----- PAGE EXCERPT
Figured I’d ask Mike Hargrove about his decision to call for that hit-and-run in last night’s seventh inning with Ichiro on first base and nobody out. Hargrove’s answer was exactly what I suspected — that he was trying to stay out of a double-play — but I asked the question anyway in light of Ichiro’s comments last night.
For those of you who missed what Ichiro said, through interpreter Ken Barron, here it is:
“It was a situation where we wanted to get runners on base because we were down by three,” Ichiro said. “So, when I got the sign, I kind of had a bad feeling about it.”
That, in any language, is what is commonly refered to as second-guessing one’s manager. There’s more though, with Ichiro expressing pride at being able to predict the dismal outcome. What he didn’t say, of course, is that the guy calling for the hit-and-run obviously did not share that same gut feeling.
“The fact that I was able to predict that made me kind of happy,” Ichiro said. “In the game of baseball, feelings like that are very key. Because baseball is not just a game of what you see. There are many things you can’t see that are going on inside the game of baseball. So, that I was able to see that something like that was going to happen made me happy.”
Ichiro did maintain that he would never disobey his manager and ignore a sign, in spite of his feelings.
“I could never do that.”
----------
----- INPUT ROWS
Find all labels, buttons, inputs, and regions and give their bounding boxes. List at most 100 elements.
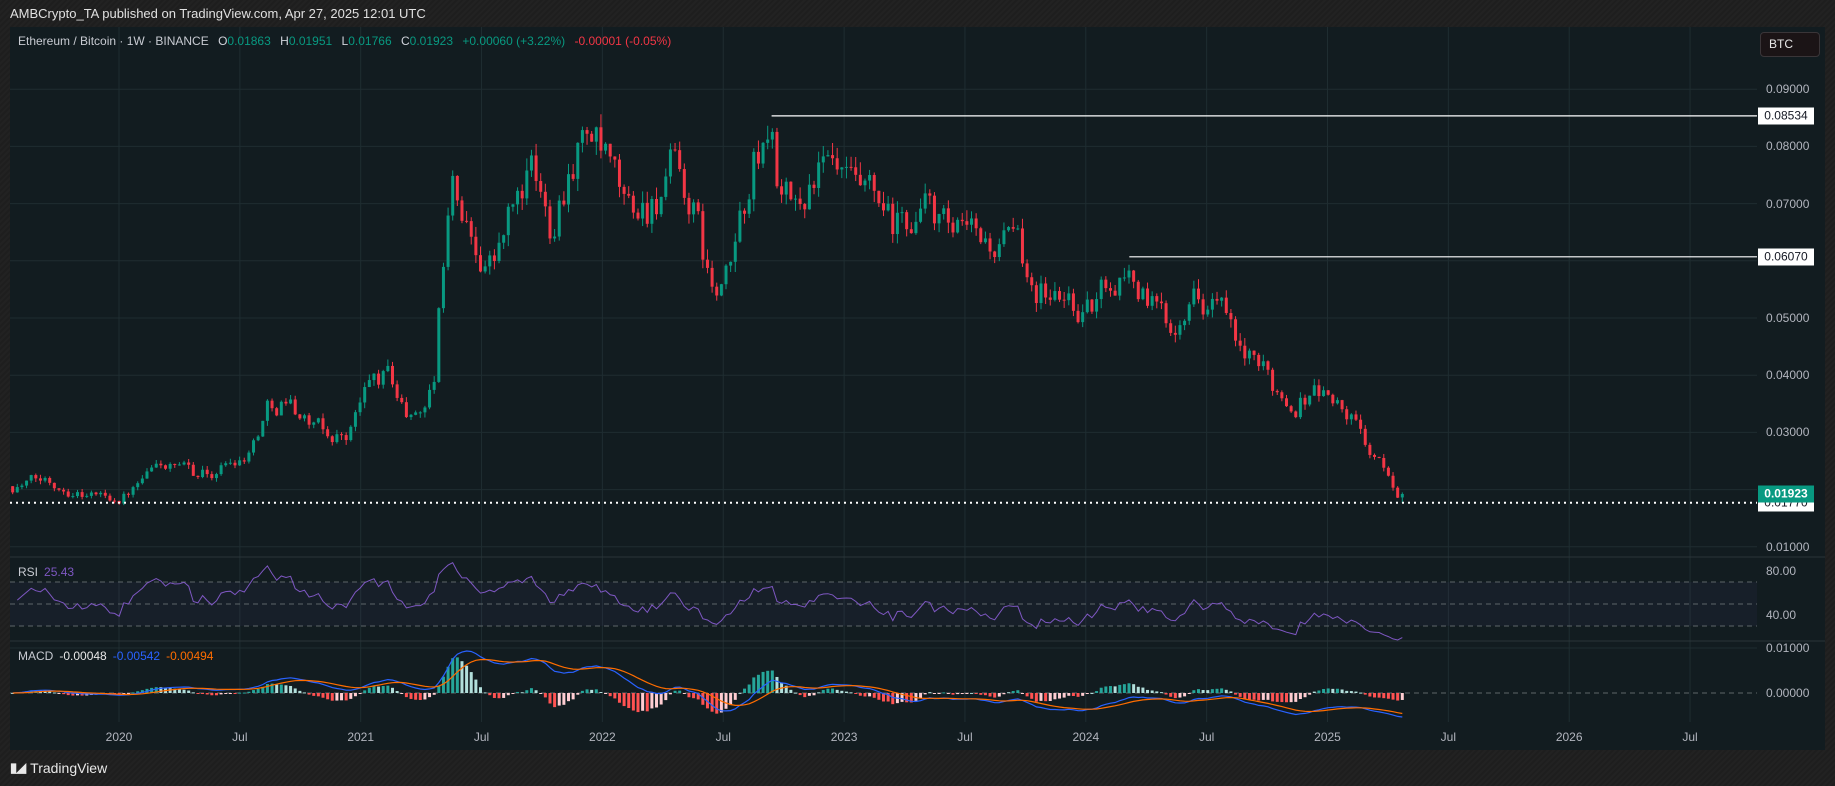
macd-histogram-bar <box>1229 691 1233 693</box>
macd-histogram-bar <box>307 693 311 695</box>
candle-body <box>655 198 659 215</box>
candle-body <box>553 236 557 239</box>
macd-signal-value: -0.00494 <box>166 649 214 663</box>
candle-body <box>548 206 552 239</box>
candle-body <box>895 212 899 235</box>
candle-body <box>474 236 478 256</box>
macd-histogram-bar <box>497 693 501 699</box>
macd-legend[interactable]: MACD -0.00048 -0.00542 -0.00494 <box>18 649 213 663</box>
candle-body <box>613 156 617 160</box>
candle-body <box>516 190 520 205</box>
candle-body <box>307 415 311 425</box>
macd-histogram-bar <box>1373 693 1377 698</box>
macd-histogram-bar <box>1095 691 1099 693</box>
candle-body <box>705 259 709 268</box>
macd-histogram-bar <box>1303 693 1307 698</box>
candle-body <box>817 162 821 188</box>
macd-histogram-bar <box>1039 693 1043 701</box>
currency-button[interactable]: BTC <box>1760 32 1820 57</box>
time-axis-tick: Jul <box>957 730 973 744</box>
candle-body <box>974 218 978 229</box>
candle-body <box>719 284 723 296</box>
candle-body <box>1020 228 1024 264</box>
macd-histogram-bar <box>974 693 978 694</box>
candle-body <box>539 181 543 192</box>
price-axis-tick: 0.07000 <box>1766 196 1810 211</box>
candle-body <box>872 175 876 191</box>
macd-histogram-bar <box>1215 688 1219 693</box>
macd-histogram-bar <box>1363 693 1367 695</box>
macd-histogram-bar <box>919 693 923 699</box>
macd-histogram-bar <box>798 693 802 696</box>
macd-histogram-bar <box>1396 693 1400 701</box>
candle-body <box>196 475 200 478</box>
candle-body <box>770 131 774 140</box>
candle-body <box>1076 310 1080 323</box>
candle-body <box>673 149 677 151</box>
footer-brand[interactable]: ▮◢ TradingView <box>10 760 107 776</box>
macd-histogram-bar <box>793 692 797 694</box>
rsi-value: 25.43 <box>44 565 75 579</box>
candle-body <box>784 181 788 195</box>
candle-body <box>942 208 946 215</box>
candle-body <box>868 175 872 181</box>
candle-body <box>164 465 168 469</box>
candle-body <box>349 426 353 441</box>
macd-histogram-bar <box>562 693 566 705</box>
candle-body <box>641 202 645 219</box>
close-label: C <box>400 34 410 48</box>
candle-body <box>214 474 218 479</box>
candle-body <box>923 193 927 209</box>
candle-body <box>145 471 149 479</box>
macd-histogram-bar <box>529 688 533 693</box>
macd-histogram-bar <box>585 689 589 693</box>
candle-body <box>432 381 436 390</box>
macd-histogram-bar <box>1081 693 1085 696</box>
macd-histogram-bar <box>747 684 751 693</box>
macd-histogram-bar <box>1294 693 1298 702</box>
macd-histogram-bar <box>335 693 339 701</box>
macd-histogram-bar <box>1196 689 1200 693</box>
rsi-legend[interactable]: RSI 25.43 <box>18 565 74 579</box>
candle-body <box>1257 354 1261 367</box>
candle-body <box>1298 397 1302 418</box>
candle-body <box>960 219 964 222</box>
candle-body <box>150 467 154 472</box>
candle-body <box>1322 390 1326 397</box>
macd-histogram-bar <box>381 685 385 693</box>
time-axis-tick: Jul <box>473 730 490 744</box>
macd-histogram-bar <box>1275 693 1279 702</box>
candle-body <box>668 149 672 177</box>
candle-body <box>886 203 890 211</box>
candle-body <box>131 487 135 495</box>
candle-body <box>228 462 232 464</box>
macd-histogram-bar <box>854 693 858 694</box>
candle-body <box>877 190 881 204</box>
macd-histogram-bar <box>729 693 733 706</box>
macd-histogram-bar <box>752 677 756 693</box>
candle-body <box>599 127 603 151</box>
candle-body <box>793 198 797 200</box>
macd-histogram-bar <box>414 693 418 700</box>
macd-histogram-bar <box>1007 692 1011 694</box>
macd-histogram-bar <box>761 671 765 693</box>
candle-body <box>585 130 589 134</box>
macd-histogram-bar <box>520 692 524 694</box>
macd-histogram-bar <box>1192 690 1196 693</box>
candle-body <box>803 204 807 210</box>
macd-histogram-bar <box>358 693 362 694</box>
symbol-title[interactable]: Ethereum / Bitcoin · 1W · BINANCE <box>18 34 209 48</box>
macd-histogram-bar <box>567 693 571 702</box>
candle-body <box>1373 454 1377 457</box>
chart-canvas[interactable] <box>0 0 1835 786</box>
macd-histogram-bar <box>770 670 774 693</box>
macd-histogram-bar <box>1224 689 1228 693</box>
candle-body <box>1081 312 1085 323</box>
macd-histogram-bar <box>1067 693 1071 696</box>
price-axis-tick: 0.05000 <box>1766 311 1810 325</box>
price-axis-tick: 0.03000 <box>1766 425 1810 440</box>
candle-body <box>729 261 733 266</box>
macd-histogram-bar <box>1377 693 1381 698</box>
open-value: 0.01863 <box>227 34 271 48</box>
candle-body <box>988 238 992 252</box>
----------
REQUIRED TASK 1:
In the records, copy out the lines starting with the one that contains "macd-histogram-bar <box>1229 691" and going on through the one that contains "candle-body <box>214 474 218 479</box>", both included.
REQUIRED TASK 2:
Continue the piece about Ichiro and the hit-and-run call from where it stops.
The text and the records come from separate, unrelated sources.

WRITTEN ANSWER 1:
macd-histogram-bar <box>1229 691 1233 693</box>
macd-histogram-bar <box>307 693 311 695</box>
candle-body <box>655 198 659 215</box>
candle-body <box>553 236 557 239</box>
macd-signal-value: -0.00494 <box>166 649 214 663</box>
candle-body <box>548 206 552 239</box>
candle-body <box>895 212 899 235</box>
candle-body <box>474 236 478 256</box>
macd-histogram-bar <box>497 693 501 699</box>
macd-legend[interactable]: MACD -0.00048 -0.00542 -0.00494 <box>18 649 213 663</box>
candle-body <box>613 156 617 160</box>
candle-body <box>516 190 520 205</box>
candle-body <box>307 415 311 425</box>
macd-histogram-bar <box>1373 693 1377 698</box>
macd-histogram-bar <box>1095 691 1099 693</box>
candle-body <box>705 259 709 268</box>
macd-histogram-bar <box>1303 693 1307 698</box>
candle-body <box>817 162 821 188</box>
macd-histogram-bar <box>1039 693 1043 701</box>
currency-button[interactable]: BTC <box>1760 32 1820 57</box>
time-axis-tick: Jul <box>957 730 973 744</box>
candle-body <box>974 218 978 229</box>
candle-body <box>719 284 723 296</box>
candle-body <box>1020 228 1024 264</box>
macd-histogram-bar <box>974 693 978 694</box>
candle-body <box>539 181 543 192</box>
price-axis-tick: 0.07000 <box>1766 196 1810 211</box>
candle-body <box>872 175 876 191</box>
macd-histogram-bar <box>1215 688 1219 693</box>
macd-histogram-bar <box>1363 693 1367 695</box>
macd-histogram-bar <box>919 693 923 699</box>
macd-histogram-bar <box>798 693 802 696</box>
macd-histogram-bar <box>1396 693 1400 701</box>
candle-body <box>196 475 200 478</box>
candle-body <box>770 131 774 140</box>
candle-body <box>1076 310 1080 323</box>
candle-body <box>673 149 677 151</box>
footer-brand[interactable]: ▮◢ TradingView <box>10 760 107 776</box>
macd-histogram-bar <box>793 692 797 694</box>
rsi-value: 25.43 <box>44 565 75 579</box>
candle-body <box>784 181 788 195</box>
candle-body <box>942 208 946 215</box>
candle-body <box>868 175 872 181</box>
candle-body <box>164 465 168 469</box>
candle-body <box>349 426 353 441</box>
macd-histogram-bar <box>562 693 566 705</box>
candle-body <box>641 202 645 219</box>
close-label: C <box>400 34 410 48</box>
candle-body <box>214 474 218 479</box>

WRITTEN ANSWER 2:
No, but he sure can talk about it afterwards and make sure that everyone knows it wasn’t his idea. No matter what you think of the call Hargrove made — and I’ve heard compelling arguments on both sides — this really isn’t the time for finger pointing. It’s great that Ichiro has such fantastic baseball insitincts that he can predict when Bartolo Colon is going to miss his target by two feet and leave his catcher in a situation akin to a pitchout. Maybe the Mariners should use Ichiro’s predictive skills to help them out the next time they sign a free agent starter. But honestly, I’d rather see him just play the game the way he does best. This “my gut told me” stuff really leaves a bad taste.
And besides, what about the hitter, Jose Vidro, a guy affectionately (I’m sure) dubbed “Turbo” by some Seattle fans due to his lack of speed? He was a legit double-play candidate in that situation. So, starting the runner does make sense, especially when you have a guy at the plate who — above all else — has shown a propensity to put the ball in-play to the right side. If that happens on Thursday night, the M’s have runners at the corners with none out. They have those badly-needed runners Ichiro is talking about. If you don’t make the second baseman scamper over to cover his bag on a hit-and-run and “Turbo” hits into a 4-6-3 double-play, how many screams of protest would we be hearing the other way?
“He handles the bat real well and the last time I looked, he’d hit into quite a few double-plays,” Hargrove said of Vidro. “So, that was it.”
Hargrove said he was sorry to see Ichiro’s 45-game consecutive stolen base streak come to an end.
“I think it was an amazing streak,” he said. “I think it was a good streak. I’m sorry that it ended the way it did. But that’s baseball. I wish he had gotten 45 more. But all things are meant to end at some point in time and I can’t — I don’t think anybody can — go into a ballgame and try to manage to keep a certain streak alive.”
No, they can’t. Yes, it was a good streak. An even better streak would be seeing this team win more than one or two games in a row. But that takes more than a hindsight-filled crystal ball.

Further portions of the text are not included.